## START Entries shown

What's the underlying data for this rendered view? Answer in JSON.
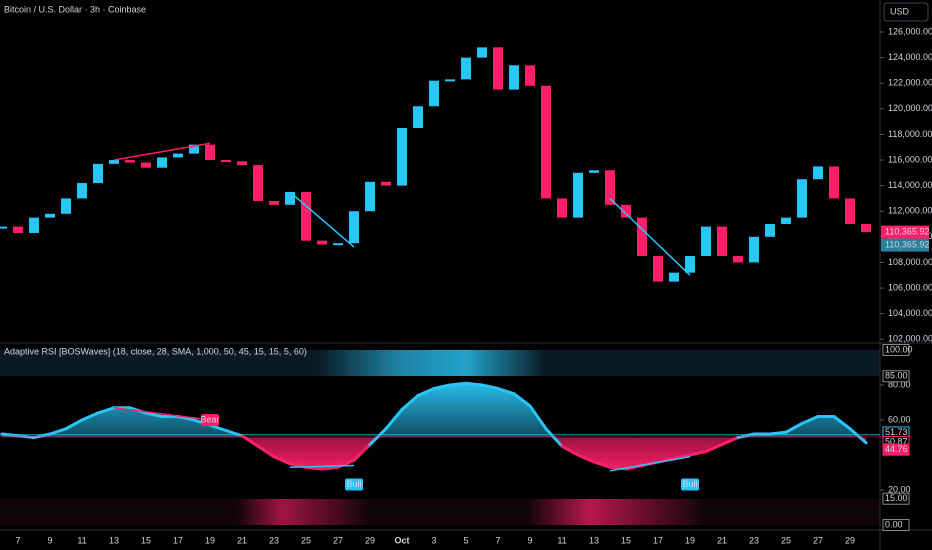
{
  "chart_data": [
    {
      "type": "candles",
      "title": "Bitcoin / U.S. Dollar · 3h · Coinbase",
      "currency": "USD",
      "x": [
        null,
        "7",
        null,
        "9",
        null,
        "11",
        null,
        "13",
        null,
        "15",
        null,
        "17",
        null,
        "19",
        null,
        "21",
        null,
        "23",
        null,
        "25",
        null,
        "27",
        null,
        "29",
        null,
        "Oct",
        null,
        "3",
        null,
        "5",
        null,
        "7",
        null,
        "9",
        null,
        "11",
        null,
        "13",
        null,
        "15",
        null,
        "17",
        null,
        "19",
        null,
        "21",
        null,
        "23",
        null,
        "25",
        null,
        "27",
        null,
        "29",
        null
      ],
      "values": [
        110800,
        110300,
        111500,
        111800,
        113000,
        114200,
        115700,
        116000,
        115800,
        115400,
        116200,
        116500,
        117200,
        116000,
        115900,
        115600,
        112800,
        112500,
        113500,
        109700,
        109400,
        109500,
        112000,
        114300,
        114000,
        118500,
        120200,
        122200,
        122300,
        124000,
        124800,
        121500,
        123400,
        121800,
        113000,
        111500,
        115000,
        115200,
        112500,
        111500,
        108500,
        106500,
        107200,
        108500,
        110800,
        108500,
        108000,
        110000,
        111000,
        111500,
        114500,
        115500,
        113000,
        111000,
        110366
      ],
      "up_color": "#29c5f6",
      "down_color": "#ff1f6b",
      "ylim": [
        101940,
        128500
      ],
      "yticks": [
        {
          "value": 102000,
          "label": "102,000.00"
        },
        {
          "value": 104000,
          "label": "104,000.00"
        },
        {
          "value": 106000,
          "label": "106,000.00"
        },
        {
          "value": 108000,
          "label": "108,000.00"
        },
        {
          "value": 110000,
          "label": "110,000.00"
        },
        {
          "value": 112000,
          "label": "112,000.00"
        },
        {
          "value": 114000,
          "label": "114,000.00"
        },
        {
          "value": 116000,
          "label": "116,000.00"
        },
        {
          "value": 118000,
          "label": "118,000.00"
        },
        {
          "value": 120000,
          "label": "120,000.00"
        },
        {
          "value": 122000,
          "label": "122,000.00"
        },
        {
          "value": 124000,
          "label": "124,000.00"
        },
        {
          "value": 126000,
          "label": "126,000.00"
        }
      ],
      "price_labels": [
        {
          "value": 110365.92,
          "label": "110,365.92",
          "color": "#ff1f6b"
        },
        {
          "value": 110365.92,
          "label": "110,365.92",
          "color": "#2a7f9e"
        }
      ],
      "lines": [
        {
          "x": [
            7,
            13
          ],
          "y": [
            116000,
            117300
          ],
          "color": "#ff1f6b"
        },
        {
          "x": [
            18,
            22
          ],
          "y": [
            113500,
            109200
          ],
          "color": "#29c5f6"
        },
        {
          "x": [
            38,
            43
          ],
          "y": [
            113000,
            107000
          ],
          "color": "#29c5f6"
        }
      ]
    },
    {
      "type": "rsi",
      "title": "Adaptive RSI [BOSWaves] (18, close, 28, SMA, 1,000, 50, 45, 15, 15, 5, 60)",
      "values": [
        52,
        51,
        50,
        52,
        55,
        60,
        64,
        67,
        67,
        64,
        62,
        62,
        60,
        57,
        54,
        51,
        45,
        39,
        35,
        33,
        32,
        33,
        37,
        46,
        55,
        66,
        74,
        78,
        80,
        81,
        80,
        78,
        75,
        68,
        55,
        45,
        40,
        36,
        33,
        32,
        34,
        36,
        38,
        40,
        42,
        46,
        50,
        52,
        52,
        53,
        58,
        62,
        62,
        55,
        47
      ],
      "up_color": "#29c5f6",
      "down_color": "#ff1f6b",
      "ylim": [
        0,
        100
      ],
      "yticks": [
        {
          "value": 20,
          "label": "20.00"
        },
        {
          "value": 60,
          "label": "60.00"
        },
        {
          "value": 80,
          "label": "80.00"
        }
      ],
      "level_labels": [
        {
          "value": 100,
          "label": "100.00",
          "color": "#888888"
        },
        {
          "value": 85,
          "label": "85.00",
          "color": "#888888"
        },
        {
          "value": 51.73,
          "label": "51.73",
          "color": "#29c5f6"
        },
        {
          "value": 50.87,
          "label": "50.87",
          "color": "#ff1f6b"
        },
        {
          "value": 44.76,
          "label": "44.76",
          "color": "#ff1f6b"
        },
        {
          "value": 15,
          "label": "15.00",
          "color": "#888888"
        },
        {
          "value": 0,
          "label": "0.00",
          "color": "#888888"
        }
      ],
      "lines": [
        {
          "x": [
            7,
            13
          ],
          "y": [
            67,
            60
          ],
          "color": "#ff1f6b"
        },
        {
          "x": [
            18,
            22
          ],
          "y": [
            33,
            34
          ],
          "color": "#29c5f6"
        },
        {
          "x": [
            38,
            43
          ],
          "y": [
            31,
            39
          ],
          "color": "#29c5f6"
        }
      ],
      "annotations": [
        {
          "text": "Bear",
          "x": 13,
          "y": 60,
          "color": "#ff1f6b"
        },
        {
          "text": "Bull",
          "x": 22,
          "y": 30,
          "color": "#29c5f6"
        },
        {
          "text": "Bull",
          "x": 43,
          "y": 30,
          "color": "#29c5f6"
        }
      ]
    }
  ]
}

## END Entries shown

Find the lines above that contain the word "title" and collect them.

* **Response**:
      "title": "Bitcoin / U.S. Dollar · 3h · Coinbase",
      "title": "Adaptive RSI [BOSWaves] (18, close, 28, SMA, 1,000, 50, 45, 15, 15, 5, 60)",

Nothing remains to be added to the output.